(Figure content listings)
-- begin --
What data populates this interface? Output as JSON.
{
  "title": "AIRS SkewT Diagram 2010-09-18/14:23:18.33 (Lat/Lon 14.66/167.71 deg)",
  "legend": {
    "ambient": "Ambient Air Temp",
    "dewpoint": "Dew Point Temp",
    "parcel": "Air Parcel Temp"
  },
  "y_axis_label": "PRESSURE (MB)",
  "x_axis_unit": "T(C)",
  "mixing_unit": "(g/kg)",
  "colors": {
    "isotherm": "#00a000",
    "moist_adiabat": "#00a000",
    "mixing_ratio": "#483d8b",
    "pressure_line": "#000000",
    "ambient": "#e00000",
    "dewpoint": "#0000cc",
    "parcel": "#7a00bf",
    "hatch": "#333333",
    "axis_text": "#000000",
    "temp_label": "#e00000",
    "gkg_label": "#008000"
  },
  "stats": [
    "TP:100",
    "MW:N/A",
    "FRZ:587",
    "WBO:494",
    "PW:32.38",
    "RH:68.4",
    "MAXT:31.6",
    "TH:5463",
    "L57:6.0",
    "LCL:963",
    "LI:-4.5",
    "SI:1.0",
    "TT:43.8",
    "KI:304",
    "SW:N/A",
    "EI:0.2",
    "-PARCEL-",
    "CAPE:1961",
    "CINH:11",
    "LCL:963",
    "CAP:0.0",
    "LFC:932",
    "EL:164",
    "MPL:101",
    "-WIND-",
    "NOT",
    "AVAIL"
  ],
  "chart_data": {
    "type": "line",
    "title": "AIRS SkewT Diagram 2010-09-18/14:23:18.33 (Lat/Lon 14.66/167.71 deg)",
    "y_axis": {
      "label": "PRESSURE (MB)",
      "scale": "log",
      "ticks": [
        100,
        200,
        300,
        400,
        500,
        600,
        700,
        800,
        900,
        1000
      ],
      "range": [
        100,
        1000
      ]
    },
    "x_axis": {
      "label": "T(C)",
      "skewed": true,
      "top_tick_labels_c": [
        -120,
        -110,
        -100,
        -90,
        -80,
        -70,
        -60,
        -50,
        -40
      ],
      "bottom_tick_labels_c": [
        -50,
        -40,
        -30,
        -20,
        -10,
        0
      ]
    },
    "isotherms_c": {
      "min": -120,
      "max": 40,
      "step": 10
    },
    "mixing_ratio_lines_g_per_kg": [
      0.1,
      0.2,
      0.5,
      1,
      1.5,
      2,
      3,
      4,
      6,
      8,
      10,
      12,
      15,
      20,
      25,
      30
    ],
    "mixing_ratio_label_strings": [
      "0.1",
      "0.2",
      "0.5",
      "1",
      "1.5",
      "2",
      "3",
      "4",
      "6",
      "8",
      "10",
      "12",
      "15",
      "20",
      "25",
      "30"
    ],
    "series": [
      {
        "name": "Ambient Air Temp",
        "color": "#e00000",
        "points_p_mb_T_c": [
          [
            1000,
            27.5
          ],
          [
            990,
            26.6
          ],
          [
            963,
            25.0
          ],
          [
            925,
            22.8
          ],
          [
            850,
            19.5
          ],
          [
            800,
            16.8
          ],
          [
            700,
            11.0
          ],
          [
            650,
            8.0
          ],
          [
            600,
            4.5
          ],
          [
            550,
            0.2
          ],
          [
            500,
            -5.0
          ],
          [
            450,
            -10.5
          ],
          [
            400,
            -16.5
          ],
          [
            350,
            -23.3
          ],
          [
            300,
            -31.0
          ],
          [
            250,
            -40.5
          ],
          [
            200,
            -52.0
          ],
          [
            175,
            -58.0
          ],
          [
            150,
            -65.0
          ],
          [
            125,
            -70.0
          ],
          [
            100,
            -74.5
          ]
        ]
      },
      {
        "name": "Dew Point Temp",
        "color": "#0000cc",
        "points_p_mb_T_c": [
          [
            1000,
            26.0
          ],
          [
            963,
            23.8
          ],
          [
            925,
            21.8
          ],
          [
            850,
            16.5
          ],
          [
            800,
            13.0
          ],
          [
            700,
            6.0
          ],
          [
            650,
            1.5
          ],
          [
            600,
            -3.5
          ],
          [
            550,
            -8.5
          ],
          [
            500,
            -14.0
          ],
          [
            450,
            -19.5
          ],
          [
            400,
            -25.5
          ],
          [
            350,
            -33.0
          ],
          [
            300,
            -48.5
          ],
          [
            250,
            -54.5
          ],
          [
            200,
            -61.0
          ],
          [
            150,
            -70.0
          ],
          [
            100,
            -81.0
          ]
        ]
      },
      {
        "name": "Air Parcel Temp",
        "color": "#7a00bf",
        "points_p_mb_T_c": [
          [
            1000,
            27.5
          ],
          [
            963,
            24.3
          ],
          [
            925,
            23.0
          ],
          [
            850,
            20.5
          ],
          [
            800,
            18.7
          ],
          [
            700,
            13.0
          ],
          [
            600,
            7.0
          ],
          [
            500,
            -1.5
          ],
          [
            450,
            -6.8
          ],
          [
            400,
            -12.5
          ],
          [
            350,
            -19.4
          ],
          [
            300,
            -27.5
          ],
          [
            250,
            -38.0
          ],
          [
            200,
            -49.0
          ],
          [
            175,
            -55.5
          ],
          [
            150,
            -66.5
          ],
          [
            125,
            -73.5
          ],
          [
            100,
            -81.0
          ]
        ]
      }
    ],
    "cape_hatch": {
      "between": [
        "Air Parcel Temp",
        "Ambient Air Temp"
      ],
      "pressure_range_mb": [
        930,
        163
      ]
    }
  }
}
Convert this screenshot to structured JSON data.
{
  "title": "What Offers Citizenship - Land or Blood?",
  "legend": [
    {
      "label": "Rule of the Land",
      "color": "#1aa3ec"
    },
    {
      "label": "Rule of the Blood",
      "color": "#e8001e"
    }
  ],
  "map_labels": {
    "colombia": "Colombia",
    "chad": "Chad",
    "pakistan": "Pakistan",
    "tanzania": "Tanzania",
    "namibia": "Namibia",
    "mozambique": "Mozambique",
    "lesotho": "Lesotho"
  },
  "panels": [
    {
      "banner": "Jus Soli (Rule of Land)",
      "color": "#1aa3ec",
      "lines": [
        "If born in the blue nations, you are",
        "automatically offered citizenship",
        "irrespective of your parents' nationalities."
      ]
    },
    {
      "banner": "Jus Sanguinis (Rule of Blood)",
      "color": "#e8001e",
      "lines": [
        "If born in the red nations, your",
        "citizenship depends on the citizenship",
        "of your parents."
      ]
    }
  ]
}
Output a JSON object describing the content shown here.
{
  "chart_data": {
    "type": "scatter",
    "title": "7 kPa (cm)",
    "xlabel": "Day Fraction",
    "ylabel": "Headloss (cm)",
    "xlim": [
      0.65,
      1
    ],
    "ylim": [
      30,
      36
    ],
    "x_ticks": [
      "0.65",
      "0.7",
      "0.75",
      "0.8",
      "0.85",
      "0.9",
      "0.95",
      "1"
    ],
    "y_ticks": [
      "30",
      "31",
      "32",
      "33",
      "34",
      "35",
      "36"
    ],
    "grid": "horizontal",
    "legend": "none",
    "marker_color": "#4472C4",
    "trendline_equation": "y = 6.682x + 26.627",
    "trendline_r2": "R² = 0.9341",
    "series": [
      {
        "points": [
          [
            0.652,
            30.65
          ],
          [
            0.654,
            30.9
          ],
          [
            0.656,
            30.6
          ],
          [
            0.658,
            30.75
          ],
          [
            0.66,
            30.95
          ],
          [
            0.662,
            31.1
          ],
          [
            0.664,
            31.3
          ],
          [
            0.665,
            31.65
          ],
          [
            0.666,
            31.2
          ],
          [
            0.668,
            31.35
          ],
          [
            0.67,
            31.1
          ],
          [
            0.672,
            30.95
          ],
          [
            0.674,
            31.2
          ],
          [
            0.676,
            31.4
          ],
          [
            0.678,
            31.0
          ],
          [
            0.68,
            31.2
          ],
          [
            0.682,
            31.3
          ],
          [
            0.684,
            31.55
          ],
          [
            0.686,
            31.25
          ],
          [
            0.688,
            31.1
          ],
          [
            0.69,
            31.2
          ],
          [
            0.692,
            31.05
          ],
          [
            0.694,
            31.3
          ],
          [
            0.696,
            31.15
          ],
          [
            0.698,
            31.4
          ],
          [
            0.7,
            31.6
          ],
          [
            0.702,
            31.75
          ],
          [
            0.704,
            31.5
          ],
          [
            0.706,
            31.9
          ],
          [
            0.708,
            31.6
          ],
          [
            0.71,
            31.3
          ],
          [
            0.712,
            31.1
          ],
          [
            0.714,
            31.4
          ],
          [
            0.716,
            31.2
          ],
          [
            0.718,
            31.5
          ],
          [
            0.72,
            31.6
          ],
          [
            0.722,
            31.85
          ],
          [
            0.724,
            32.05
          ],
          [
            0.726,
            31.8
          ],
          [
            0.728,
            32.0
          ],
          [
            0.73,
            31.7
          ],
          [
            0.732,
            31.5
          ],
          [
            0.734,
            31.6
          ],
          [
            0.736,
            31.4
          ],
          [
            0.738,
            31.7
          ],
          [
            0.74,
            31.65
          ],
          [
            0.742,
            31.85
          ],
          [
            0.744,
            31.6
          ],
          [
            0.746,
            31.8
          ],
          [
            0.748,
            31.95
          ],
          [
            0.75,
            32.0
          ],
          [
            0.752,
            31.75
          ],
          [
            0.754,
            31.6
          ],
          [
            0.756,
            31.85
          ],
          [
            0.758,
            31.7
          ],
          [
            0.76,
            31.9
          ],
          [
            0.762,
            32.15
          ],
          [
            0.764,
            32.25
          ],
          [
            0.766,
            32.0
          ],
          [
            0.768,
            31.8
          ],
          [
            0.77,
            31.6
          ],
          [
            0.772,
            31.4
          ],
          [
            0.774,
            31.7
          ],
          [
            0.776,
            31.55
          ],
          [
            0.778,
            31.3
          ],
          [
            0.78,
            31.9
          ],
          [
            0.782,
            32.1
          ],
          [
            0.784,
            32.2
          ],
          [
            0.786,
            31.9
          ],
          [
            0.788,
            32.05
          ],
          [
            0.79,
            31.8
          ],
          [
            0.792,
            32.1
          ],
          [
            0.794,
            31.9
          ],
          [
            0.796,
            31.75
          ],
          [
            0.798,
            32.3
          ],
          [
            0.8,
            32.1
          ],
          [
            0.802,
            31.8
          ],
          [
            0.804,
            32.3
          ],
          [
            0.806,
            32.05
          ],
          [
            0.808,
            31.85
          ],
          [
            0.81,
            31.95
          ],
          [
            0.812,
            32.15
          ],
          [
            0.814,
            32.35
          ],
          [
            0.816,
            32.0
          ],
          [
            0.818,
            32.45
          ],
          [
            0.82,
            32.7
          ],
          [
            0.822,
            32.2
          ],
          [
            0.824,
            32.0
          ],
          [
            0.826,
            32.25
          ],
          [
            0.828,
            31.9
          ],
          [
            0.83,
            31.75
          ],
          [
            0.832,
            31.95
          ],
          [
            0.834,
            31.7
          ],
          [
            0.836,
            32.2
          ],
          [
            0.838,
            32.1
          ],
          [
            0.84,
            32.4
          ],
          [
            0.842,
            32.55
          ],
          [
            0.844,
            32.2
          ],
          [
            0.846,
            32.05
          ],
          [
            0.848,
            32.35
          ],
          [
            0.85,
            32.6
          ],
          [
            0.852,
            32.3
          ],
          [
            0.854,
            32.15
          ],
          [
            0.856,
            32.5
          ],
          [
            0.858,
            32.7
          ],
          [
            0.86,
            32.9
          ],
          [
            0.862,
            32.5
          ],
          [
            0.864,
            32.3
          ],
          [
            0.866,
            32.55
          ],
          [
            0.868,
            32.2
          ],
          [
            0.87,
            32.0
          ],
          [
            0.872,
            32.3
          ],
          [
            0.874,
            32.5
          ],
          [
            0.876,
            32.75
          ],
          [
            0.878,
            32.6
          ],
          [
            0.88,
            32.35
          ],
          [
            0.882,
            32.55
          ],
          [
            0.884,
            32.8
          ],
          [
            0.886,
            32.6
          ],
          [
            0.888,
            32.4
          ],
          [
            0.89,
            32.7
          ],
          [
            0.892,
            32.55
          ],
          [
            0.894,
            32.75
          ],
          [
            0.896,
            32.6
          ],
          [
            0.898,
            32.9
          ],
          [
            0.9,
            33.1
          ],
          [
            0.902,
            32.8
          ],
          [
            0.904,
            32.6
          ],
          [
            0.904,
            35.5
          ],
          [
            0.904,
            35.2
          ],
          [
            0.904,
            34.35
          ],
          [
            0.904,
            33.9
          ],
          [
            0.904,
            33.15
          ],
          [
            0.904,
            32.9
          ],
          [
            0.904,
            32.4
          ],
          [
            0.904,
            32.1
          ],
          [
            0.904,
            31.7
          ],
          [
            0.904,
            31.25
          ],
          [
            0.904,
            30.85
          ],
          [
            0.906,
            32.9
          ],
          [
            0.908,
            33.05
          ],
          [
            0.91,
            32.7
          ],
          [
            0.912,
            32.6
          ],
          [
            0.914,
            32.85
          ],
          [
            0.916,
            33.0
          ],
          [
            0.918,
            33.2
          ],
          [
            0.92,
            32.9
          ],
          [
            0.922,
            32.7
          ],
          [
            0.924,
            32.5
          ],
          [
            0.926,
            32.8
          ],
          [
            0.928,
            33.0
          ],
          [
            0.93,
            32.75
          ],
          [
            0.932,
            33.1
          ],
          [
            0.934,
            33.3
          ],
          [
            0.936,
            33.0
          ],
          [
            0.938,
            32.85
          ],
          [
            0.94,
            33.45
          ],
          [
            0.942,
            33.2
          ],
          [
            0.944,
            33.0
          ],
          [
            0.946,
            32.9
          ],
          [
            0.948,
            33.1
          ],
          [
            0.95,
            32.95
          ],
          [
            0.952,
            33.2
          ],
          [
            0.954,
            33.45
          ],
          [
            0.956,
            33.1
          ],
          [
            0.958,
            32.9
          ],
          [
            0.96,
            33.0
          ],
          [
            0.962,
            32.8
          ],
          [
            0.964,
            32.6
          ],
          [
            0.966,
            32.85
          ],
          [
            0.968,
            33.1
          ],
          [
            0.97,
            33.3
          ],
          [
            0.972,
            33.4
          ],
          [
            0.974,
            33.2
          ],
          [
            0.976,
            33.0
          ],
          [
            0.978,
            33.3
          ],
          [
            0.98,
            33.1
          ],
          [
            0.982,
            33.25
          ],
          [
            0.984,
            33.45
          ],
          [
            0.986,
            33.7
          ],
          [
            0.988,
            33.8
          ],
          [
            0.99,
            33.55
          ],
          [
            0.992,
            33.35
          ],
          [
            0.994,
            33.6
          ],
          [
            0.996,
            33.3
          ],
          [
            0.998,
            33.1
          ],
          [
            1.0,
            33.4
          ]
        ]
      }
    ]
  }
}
-- end --
▶ _WRITTEN INSTRUCTION_
Determine how many of the lines above hold the word "JSON", and output that number by itself.

▶ _ANSWER FOR THE TASK_
3